Problem details => Express as a numbered list the lines of the items beginning with the line that contains "table-row: 177656814399 14" and continuing through the line that contains "header-final-amount: 최종 금액", skipping any blank lines.

A block of data:
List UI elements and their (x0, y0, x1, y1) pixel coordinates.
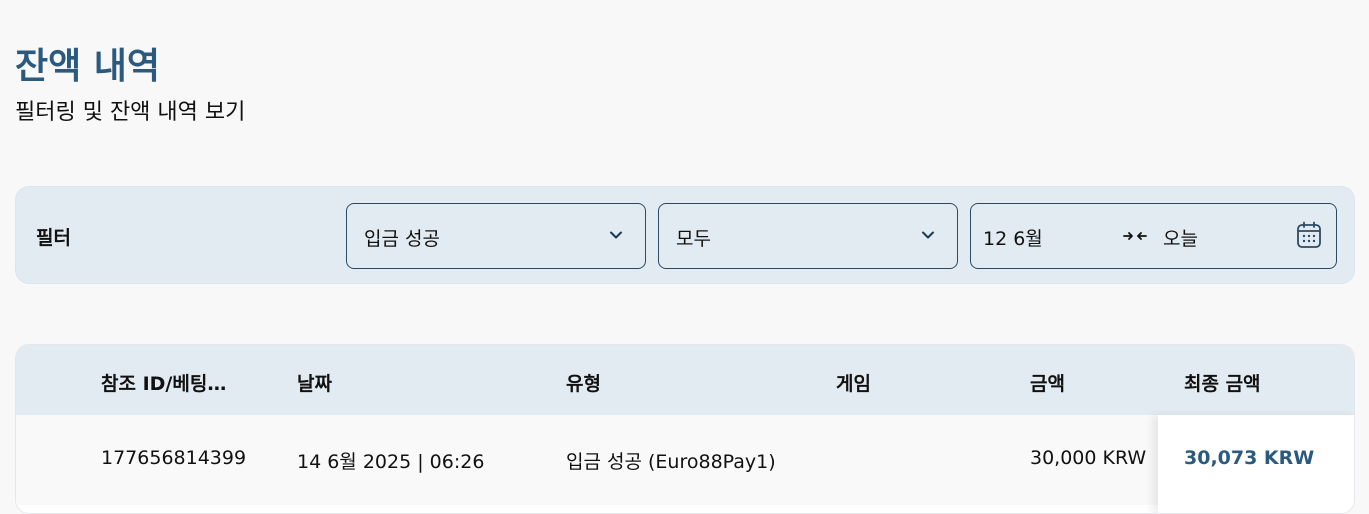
table-row: 177656814399 14 6월 2025 | 06:26 입금 성공 (E… (16, 415, 1354, 505)
cell-ref-id: 177656814399 (101, 447, 247, 469)
header-type: 유형 (566, 373, 601, 395)
date-range-picker[interactable]: 12 6월 오늘 (970, 203, 1337, 269)
cell-amount: 30,000 KRW (1030, 447, 1147, 469)
filter-bar: 필터 입금 성공 모두 12 6월 오늘 (15, 186, 1355, 284)
cell-type: 입금 성공 (Euro88Pay1) (566, 451, 776, 473)
page-title: 잔액 내역 (15, 46, 161, 87)
date-to[interactable]: 오늘 (1163, 224, 1198, 251)
chevron-down-icon (610, 231, 622, 239)
date-range-arrows-icon (1123, 232, 1147, 240)
chevron-down-icon (922, 231, 934, 239)
game-filter-value: 모두 (676, 228, 711, 250)
header-amount: 금액 (1030, 373, 1065, 395)
table-header: 참조 ID/베팅… 날짜 유형 게임 금액 최종 금액 (16, 345, 1354, 415)
header-final-amount: 최종 금액 (1184, 373, 1261, 395)
header-game: 게임 (836, 373, 871, 395)
date-from[interactable]: 12 6월 (983, 224, 1043, 251)
header-ref-id: 참조 ID/베팅… (101, 373, 227, 395)
calendar-icon[interactable] (1296, 221, 1322, 249)
cell-date: 14 6월 2025 | 06:26 (297, 451, 485, 473)
page-header: 잔액 내역 필터링 및 잔액 내역 보기 (15, 44, 245, 128)
filter-label: 필터 (36, 227, 71, 249)
game-filter-dropdown[interactable]: 모두 (658, 203, 958, 269)
cell-final-amount: 30,073 KRW (1184, 447, 1315, 469)
header-date: 날짜 (297, 373, 332, 395)
status-filter-dropdown[interactable]: 입금 성공 (346, 203, 646, 269)
page-subtitle: 필터링 및 잔액 내역 보기 (15, 100, 246, 125)
balance-history-table: 참조 ID/베팅… 날짜 유형 게임 금액 최종 금액 177656814399… (15, 344, 1355, 514)
status-filter-value: 입금 성공 (364, 228, 440, 250)
final-amount-column: 30,073 KRW (1158, 415, 1354, 513)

Final result =>
1. table-row: 177656814399 14 6월 2025 | 06:26 입금 성공 (E… (16, 415, 1354, 505)
2. cell-ref-id: 177656814399 (101, 447, 247, 469)
3. header-type: 유형 (566, 373, 601, 395)
4. date-range-picker[interactable]: 12 6월 오늘 (970, 203, 1337, 269)
5. cell-amount: 30,000 KRW (1030, 447, 1147, 469)
6. filter-bar: 필터 입금 성공 모두 12 6월 오늘 (15, 186, 1355, 284)
7. cell-type: 입금 성공 (Euro88Pay1) (566, 451, 776, 473)
8. page-title: 잔액 내역 (15, 46, 161, 87)
9. date-to[interactable]: 오늘 (1163, 224, 1198, 251)
10. chevron-down-icon (610, 231, 622, 239)
11. date-range-arrows-icon (1123, 232, 1147, 240)
12. chevron-down-icon (922, 231, 934, 239)
13. game-filter-value: 모두 (676, 228, 711, 250)
14. header-amount: 금액 (1030, 373, 1065, 395)
15. table-header: 참조 ID/베팅… 날짜 유형 게임 금액 최종 금액 (16, 345, 1354, 415)
16. header-final-amount: 최종 금액 (1184, 373, 1261, 395)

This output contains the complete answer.